ITEMS |
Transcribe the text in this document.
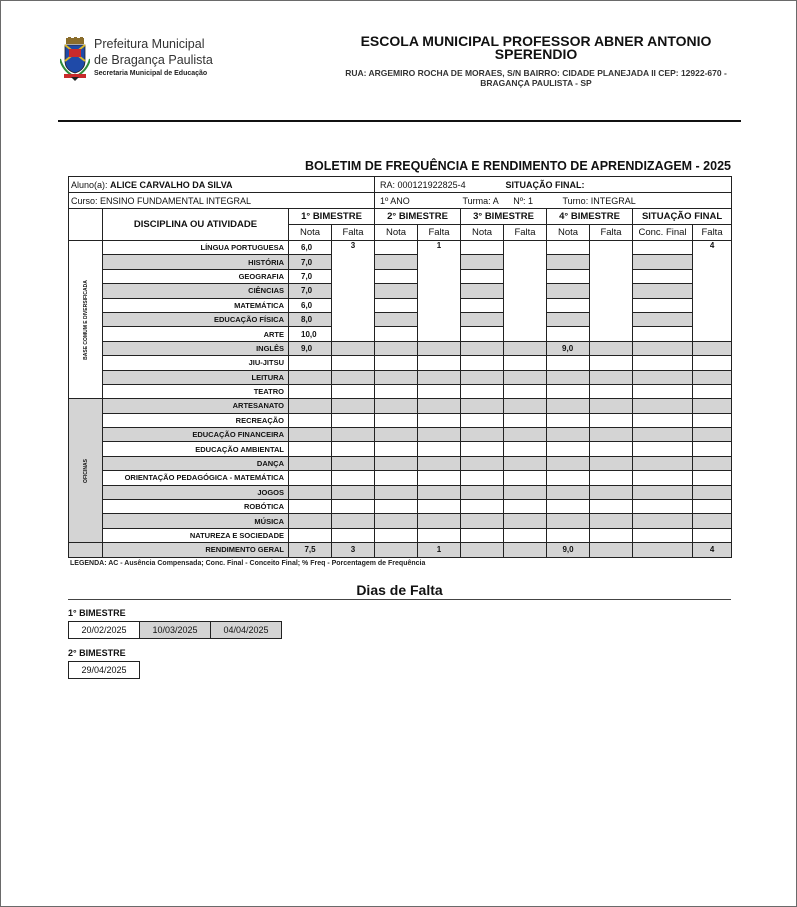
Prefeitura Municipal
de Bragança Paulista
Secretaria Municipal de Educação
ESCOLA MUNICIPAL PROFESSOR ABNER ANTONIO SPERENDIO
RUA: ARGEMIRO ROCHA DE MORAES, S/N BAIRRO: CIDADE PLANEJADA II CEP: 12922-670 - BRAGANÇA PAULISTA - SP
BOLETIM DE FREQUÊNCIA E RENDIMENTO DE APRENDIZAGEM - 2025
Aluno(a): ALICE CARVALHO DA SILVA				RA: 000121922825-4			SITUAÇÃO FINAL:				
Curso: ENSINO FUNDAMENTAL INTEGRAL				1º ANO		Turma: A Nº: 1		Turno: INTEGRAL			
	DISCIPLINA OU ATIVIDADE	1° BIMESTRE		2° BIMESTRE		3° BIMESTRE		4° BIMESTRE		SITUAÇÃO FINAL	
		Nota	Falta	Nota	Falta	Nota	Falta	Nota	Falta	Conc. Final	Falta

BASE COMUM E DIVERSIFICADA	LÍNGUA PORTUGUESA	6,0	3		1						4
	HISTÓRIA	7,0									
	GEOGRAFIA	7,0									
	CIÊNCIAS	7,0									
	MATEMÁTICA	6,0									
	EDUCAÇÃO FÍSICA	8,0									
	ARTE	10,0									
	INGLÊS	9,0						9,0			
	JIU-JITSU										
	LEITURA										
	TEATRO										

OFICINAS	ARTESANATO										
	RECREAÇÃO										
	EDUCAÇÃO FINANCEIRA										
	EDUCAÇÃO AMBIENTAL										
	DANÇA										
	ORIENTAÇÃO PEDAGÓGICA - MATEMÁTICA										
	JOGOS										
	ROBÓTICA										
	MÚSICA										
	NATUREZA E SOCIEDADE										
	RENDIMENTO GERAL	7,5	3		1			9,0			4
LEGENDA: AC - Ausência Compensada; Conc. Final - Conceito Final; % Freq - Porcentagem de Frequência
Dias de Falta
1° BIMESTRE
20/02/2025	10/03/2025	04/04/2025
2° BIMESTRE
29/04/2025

GIVEN TASK | Write the records out again in full, exactly, and skip every picture.

COMPLETE ANSWER |
Transcribe the text in this document.
Prefeitura Municipal
de Bragança Paulista
Secretaria Municipal de Educação
ESCOLA MUNICIPAL PROFESSOR ABNER ANTONIO SPERENDIO
RUA: ARGEMIRO ROCHA DE MORAES, S/N BAIRRO: CIDADE PLANEJADA II CEP: 12922-670 - BRAGANÇA PAULISTA - SP
BOLETIM DE FREQUÊNCIA E RENDIMENTO DE APRENDIZAGEM - 2025
Aluno(a): ALICE CARVALHO DA SILVA				RA: 000121922825-4			SITUAÇÃO FINAL:				
Curso: ENSINO FUNDAMENTAL INTEGRAL				1º ANO		Turma: A Nº: 1		Turno: INTEGRAL			
	DISCIPLINA OU ATIVIDADE	1° BIMESTRE		2° BIMESTRE		3° BIMESTRE		4° BIMESTRE		SITUAÇÃO FINAL	
		Nota	Falta	Nota	Falta	Nota	Falta	Nota	Falta	Conc. Final	Falta

BASE COMUM E DIVERSIFICADA	LÍNGUA PORTUGUESA	6,0	3		1						4
	HISTÓRIA	7,0									
	GEOGRAFIA	7,0									
	CIÊNCIAS	7,0									
	MATEMÁTICA	6,0									
	EDUCAÇÃO FÍSICA	8,0									
	ARTE	10,0									
	INGLÊS	9,0						9,0			
	JIU-JITSU										
	LEITURA										
	TEATRO										

OFICINAS	ARTESANATO										
	RECREAÇÃO										
	EDUCAÇÃO FINANCEIRA										
	EDUCAÇÃO AMBIENTAL										
	DANÇA										
	ORIENTAÇÃO PEDAGÓGICA - MATEMÁTICA										
	JOGOS										
	ROBÓTICA										
	MÚSICA										
	NATUREZA E SOCIEDADE										
	RENDIMENTO GERAL	7,5	3		1			9,0			4
LEGENDA: AC - Ausência Compensada; Conc. Final - Conceito Final; % Freq - Porcentagem de Frequência
Dias de Falta
1° BIMESTRE
20/02/2025	10/03/2025	04/04/2025
2° BIMESTRE
29/04/2025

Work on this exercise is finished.